Set task:
Write out every line of the records below word for word, leaving out the pictures.

Given data:
════════════════

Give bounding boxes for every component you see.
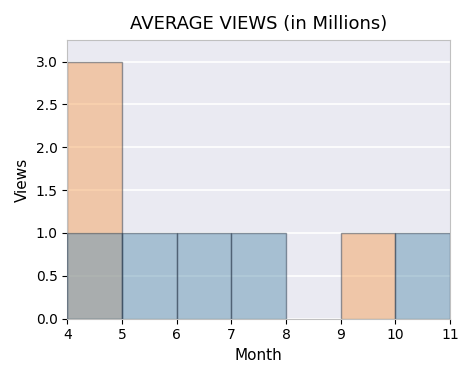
Bar bbox=[67, 62, 122, 319]
Bar bbox=[231, 233, 286, 319]
Bar bbox=[67, 233, 122, 319]
Bar bbox=[122, 233, 177, 319]
Y-axis label: Views: Views bbox=[15, 157, 30, 201]
Bar bbox=[341, 233, 395, 319]
Title: AVERAGE VIEWS (in Millions): AVERAGE VIEWS (in Millions) bbox=[130, 15, 387, 33]
Bar bbox=[395, 233, 450, 319]
Bar bbox=[177, 233, 231, 319]
X-axis label: Month: Month bbox=[235, 348, 283, 363]
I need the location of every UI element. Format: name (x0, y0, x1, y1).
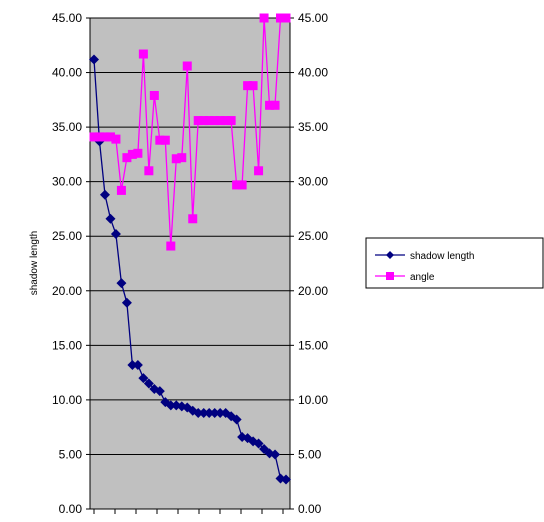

════════════════

Answer for the task:
Give bounding boxes for every component you see.
Bar bbox=[67, 62, 122, 319]
Bar bbox=[231, 233, 286, 319]
Bar bbox=[67, 233, 122, 319]
Bar bbox=[122, 233, 177, 319]
Y-axis label: Views: Views bbox=[15, 157, 30, 201]
Bar bbox=[341, 233, 395, 319]
Title: AVERAGE VIEWS (in Millions): AVERAGE VIEWS (in Millions) bbox=[130, 15, 387, 33]
Bar bbox=[395, 233, 450, 319]
Bar bbox=[177, 233, 231, 319]
X-axis label: Month: Month bbox=[235, 348, 283, 363]
I need the location of every UI element. Format: name (x0, y0, x1, y1).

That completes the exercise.